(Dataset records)
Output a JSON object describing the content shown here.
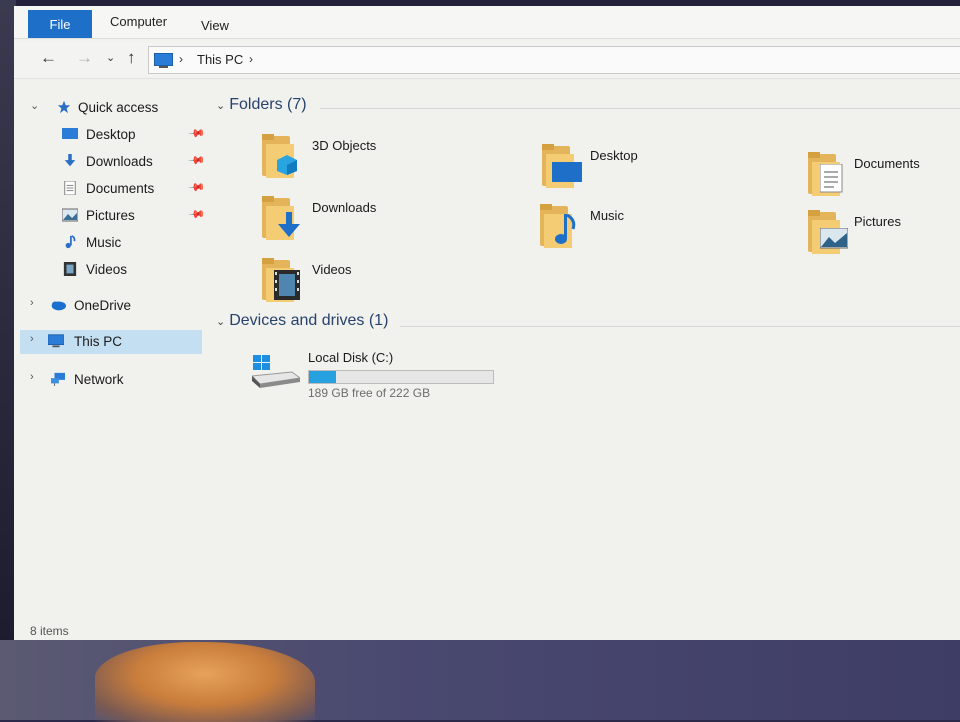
{
  "ribbon": {
    "file": "File",
    "computer": "Computer",
    "view": "View"
  },
  "address": {
    "crumbs": [
      "This PC"
    ]
  },
  "nav": {
    "items": [
      {
        "label": "Quick access",
        "icon": "star-icon"
      },
      {
        "label": "Desktop",
        "icon": "desktop-icon",
        "pinned": true
      },
      {
        "label": "Downloads",
        "icon": "download-arrow-icon",
        "pinned": true
      },
      {
        "label": "Documents",
        "icon": "document-icon",
        "pinned": true
      },
      {
        "label": "Pictures",
        "icon": "picture-icon",
        "pinned": true
      },
      {
        "label": "Music",
        "icon": "music-note-icon"
      },
      {
        "label": "Videos",
        "icon": "film-icon"
      },
      {
        "label": "OneDrive",
        "icon": "cloud-icon"
      },
      {
        "label": "This PC",
        "icon": "computer-icon",
        "selected": true
      },
      {
        "label": "Network",
        "icon": "network-icon"
      }
    ]
  },
  "folders": {
    "header": "Folders (7)",
    "items": [
      {
        "label": "3D Objects"
      },
      {
        "label": "Desktop"
      },
      {
        "label": "Documents"
      },
      {
        "label": "Downloads"
      },
      {
        "label": "Music"
      },
      {
        "label": "Pictures"
      },
      {
        "label": "Videos"
      }
    ]
  },
  "devices": {
    "header": "Devices and drives (1)",
    "drive": {
      "name": "Local Disk (C:)",
      "free_text": "189 GB free of 222 GB",
      "used_fraction": 0.149
    }
  },
  "status": {
    "items": "8 items"
  },
  "colors": {
    "accent": "#1e6fc7",
    "selection": "#c5dff2",
    "drive_bar": "#27a0e0",
    "folder": "#f4cc73"
  }
}
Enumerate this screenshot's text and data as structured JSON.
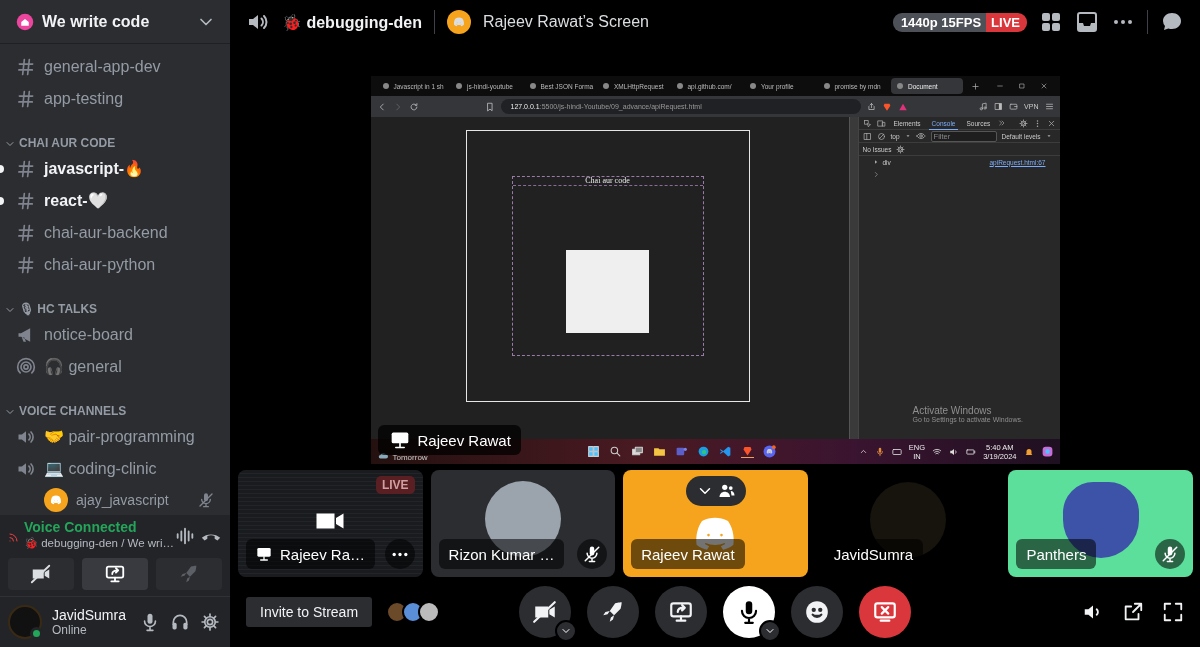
{
  "server": {
    "name": "We write code"
  },
  "channel_groups": [
    {
      "channels": [
        {
          "kind": "text",
          "name": "general-app-dev",
          "unread": false
        },
        {
          "kind": "text",
          "name": "app-testing",
          "unread": false
        }
      ]
    },
    {
      "name": "CHAI AUR CODE",
      "channels": [
        {
          "kind": "text",
          "name": "javascript-🔥",
          "unread": true
        },
        {
          "kind": "text",
          "name": "react-🤍",
          "unread": true
        },
        {
          "kind": "text",
          "name": "chai-aur-backend",
          "unread": false
        },
        {
          "kind": "text",
          "name": "chai-aur-python",
          "unread": false
        }
      ]
    },
    {
      "name": "🎙 HC TALKS",
      "channels": [
        {
          "kind": "announcement",
          "name": "notice-board",
          "unread": false
        },
        {
          "kind": "stage",
          "name": "🎧 general",
          "unread": false
        }
      ]
    },
    {
      "name": "VOICE CHANNELS",
      "channels": [
        {
          "kind": "voice",
          "name": "🤝 pair-programming",
          "unread": false
        },
        {
          "kind": "voice",
          "name": "💻 coding-clinic",
          "unread": false,
          "members": [
            {
              "name": "ajay_javascript",
              "muted": true
            }
          ]
        }
      ]
    }
  ],
  "voice_panel": {
    "status": "Voice Connected",
    "location": "🐞 debugging-den / We wri…",
    "buttons": [
      {
        "kind": "camera",
        "on": false
      },
      {
        "kind": "share",
        "on": true
      },
      {
        "kind": "activity",
        "on": false
      }
    ]
  },
  "user": {
    "name": "JavidSumra",
    "status": "Online"
  },
  "header": {
    "channel": "🐞 debugging-den",
    "stream": "Rajeev Rawat’s Screen",
    "quality": "1440p 15FPS",
    "live": "LIVE"
  },
  "screen": {
    "sharer": "Rajeev Rawat",
    "tabs": [
      {
        "title": "Javascript in 1 sh",
        "selected": false
      },
      {
        "title": "js-hindi-youtube",
        "selected": false
      },
      {
        "title": "Best JSON Forma",
        "selected": false
      },
      {
        "title": "XMLHttpRequest",
        "selected": false
      },
      {
        "title": "api.github.com/",
        "selected": false
      },
      {
        "title": "Your profile",
        "selected": false
      },
      {
        "title": "promise by mdn",
        "selected": false
      },
      {
        "title": "Document",
        "selected": true
      }
    ],
    "address": "**127.0.0.1**:5500/js-hindi-Youtube/09_advance/apiRequest.html",
    "vpn": "VPN",
    "page_heading": "Chai aur code",
    "devtools": {
      "tabs": [
        {
          "label": "Elements",
          "selected": false
        },
        {
          "label": "Console",
          "selected": true
        },
        {
          "label": "Sources",
          "selected": false
        }
      ],
      "context": "top",
      "filter_placeholder": "Filter",
      "levels": "Default levels",
      "issues": "No Issues",
      "log": [
        {
          "text": "div",
          "source": "apiRequest.html:67"
        }
      ]
    },
    "activation": {
      "title": "Activate Windows",
      "text": "Go to Settings to activate Windows."
    },
    "taskbar": {
      "weather": "Tomorrow",
      "language": "ENG",
      "region": "IN",
      "time": "5:40 AM",
      "date": "3/19/2024"
    }
  },
  "tiles": [
    {
      "kind": "stream",
      "name": "Rajeev Ra…",
      "live": "LIVE",
      "muted": false
    },
    {
      "kind": "photo",
      "name": "Rizon Kumar …",
      "muted": true
    },
    {
      "kind": "discord",
      "name": "Rajeev Rawat",
      "color": "#f6a41d",
      "muted": false,
      "focused": true
    },
    {
      "kind": "avatar",
      "name": "JavidSumra",
      "muted": false
    },
    {
      "kind": "avatar",
      "name": "Panthers",
      "color": "#5ddf9c",
      "muted": true
    }
  ],
  "controls": {
    "invite": "Invite to Stream",
    "buttons": [
      {
        "kind": "camera",
        "on": false
      },
      {
        "kind": "activity"
      },
      {
        "kind": "share"
      },
      {
        "kind": "mic",
        "on": true
      },
      {
        "kind": "emoji"
      },
      {
        "kind": "leave"
      }
    ]
  }
}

_PROBLEM TO SOLVE_
Reproduce the entries above without change, omitting all pictures.

_WRITTEN RESPONSE_
Output a JSON object describing the content shown here.
{
  "ribbon": {
    "file": "File",
    "computer": "Computer",
    "view": "View"
  },
  "address": {
    "crumbs": [
      "This PC"
    ]
  },
  "nav": {
    "items": [
      {
        "label": "Quick access",
        "icon": "star-icon"
      },
      {
        "label": "Desktop",
        "icon": "desktop-icon",
        "pinned": true
      },
      {
        "label": "Downloads",
        "icon": "download-arrow-icon",
        "pinned": true
      },
      {
        "label": "Documents",
        "icon": "document-icon",
        "pinned": true
      },
      {
        "label": "Pictures",
        "icon": "picture-icon",
        "pinned": true
      },
      {
        "label": "Music",
        "icon": "music-note-icon"
      },
      {
        "label": "Videos",
        "icon": "film-icon"
      },
      {
        "label": "OneDrive",
        "icon": "cloud-icon"
      },
      {
        "label": "This PC",
        "icon": "computer-icon",
        "selected": true
      },
      {
        "label": "Network",
        "icon": "network-icon"
      }
    ]
  },
  "folders": {
    "header": "Folders (7)",
    "items": [
      {
        "label": "3D Objects"
      },
      {
        "label": "Desktop"
      },
      {
        "label": "Documents"
      },
      {
        "label": "Downloads"
      },
      {
        "label": "Music"
      },
      {
        "label": "Pictures"
      },
      {
        "label": "Videos"
      }
    ]
  },
  "devices": {
    "header": "Devices and drives (1)",
    "drive": {
      "name": "Local Disk (C:)",
      "free_text": "189 GB free of 222 GB",
      "used_fraction": 0.149
    }
  },
  "status": {
    "items": "8 items"
  },
  "colors": {
    "accent": "#1e6fc7",
    "selection": "#c5dff2",
    "drive_bar": "#27a0e0",
    "folder": "#f4cc73"
  }
}
Enumerate this screenshot's text and data as structured JSON.
{
  "server": {
    "name": "We write code"
  },
  "channel_groups": [
    {
      "channels": [
        {
          "kind": "text",
          "name": "general-app-dev",
          "unread": false
        },
        {
          "kind": "text",
          "name": "app-testing",
          "unread": false
        }
      ]
    },
    {
      "name": "CHAI AUR CODE",
      "channels": [
        {
          "kind": "text",
          "name": "javascript-🔥",
          "unread": true
        },
        {
          "kind": "text",
          "name": "react-🤍",
          "unread": true
        },
        {
          "kind": "text",
          "name": "chai-aur-backend",
          "unread": false
        },
        {
          "kind": "text",
          "name": "chai-aur-python",
          "unread": false
        }
      ]
    },
    {
      "name": "🎙 HC TALKS",
      "channels": [
        {
          "kind": "announcement",
          "name": "notice-board",
          "unread": false
        },
        {
          "kind": "stage",
          "name": "🎧 general",
          "unread": false
        }
      ]
    },
    {
      "name": "VOICE CHANNELS",
      "channels": [
        {
          "kind": "voice",
          "name": "🤝 pair-programming",
          "unread": false
        },
        {
          "kind": "voice",
          "name": "💻 coding-clinic",
          "unread": false,
          "members": [
            {
              "name": "ajay_javascript",
              "muted": true
            }
          ]
        }
      ]
    }
  ],
  "voice_panel": {
    "status": "Voice Connected",
    "location": "🐞 debugging-den / We wri…",
    "buttons": [
      {
        "kind": "camera",
        "on": false
      },
      {
        "kind": "share",
        "on": true
      },
      {
        "kind": "activity",
        "on": false
      }
    ]
  },
  "user": {
    "name": "JavidSumra",
    "status": "Online"
  },
  "header": {
    "channel": "🐞 debugging-den",
    "stream": "Rajeev Rawat’s Screen",
    "quality": "1440p 15FPS",
    "live": "LIVE"
  },
  "screen": {
    "sharer": "Rajeev Rawat",
    "tabs": [
      {
        "title": "Javascript in 1 sh",
        "selected": false
      },
      {
        "title": "js-hindi-youtube",
        "selected": false
      },
      {
        "title": "Best JSON Forma",
        "selected": false
      },
      {
        "title": "XMLHttpRequest",
        "selected": false
      },
      {
        "title": "api.github.com/",
        "selected": false
      },
      {
        "title": "Your profile",
        "selected": false
      },
      {
        "title": "promise by mdn",
        "selected": false
      },
      {
        "title": "Document",
        "selected": true
      }
    ],
    "address": "**127.0.0.1**:5500/js-hindi-Youtube/09_advance/apiRequest.html",
    "vpn": "VPN",
    "page_heading": "Chai aur code",
    "devtools": {
      "tabs": [
        {
          "label": "Elements",
          "selected": false
        },
        {
          "label": "Console",
          "selected": true
        },
        {
          "label": "Sources",
          "selected": false
        }
      ],
      "context": "top",
      "filter_placeholder": "Filter",
      "levels": "Default levels",
      "issues": "No Issues",
      "log": [
        {
          "text": "div",
          "source": "apiRequest.html:67"
        }
      ]
    },
    "activation": {
      "title": "Activate Windows",
      "text": "Go to Settings to activate Windows."
    },
    "taskbar": {
      "weather": "Tomorrow",
      "language": "ENG",
      "region": "IN",
      "time": "5:40 AM",
      "date": "3/19/2024"
    }
  },
  "tiles": [
    {
      "kind": "stream",
      "name": "Rajeev Ra…",
      "live": "LIVE",
      "muted": false
    },
    {
      "kind": "photo",
      "name": "Rizon Kumar …",
      "muted": true
    },
    {
      "kind": "discord",
      "name": "Rajeev Rawat",
      "color": "#f6a41d",
      "muted": false,
      "focused": true
    },
    {
      "kind": "avatar",
      "name": "JavidSumra",
      "muted": false
    },
    {
      "kind": "avatar",
      "name": "Panthers",
      "color": "#5ddf9c",
      "muted": true
    }
  ],
  "controls": {
    "invite": "Invite to Stream",
    "buttons": [
      {
        "kind": "camera",
        "on": false
      },
      {
        "kind": "activity"
      },
      {
        "kind": "share"
      },
      {
        "kind": "mic",
        "on": true
      },
      {
        "kind": "emoji"
      },
      {
        "kind": "leave"
      }
    ]
  }
}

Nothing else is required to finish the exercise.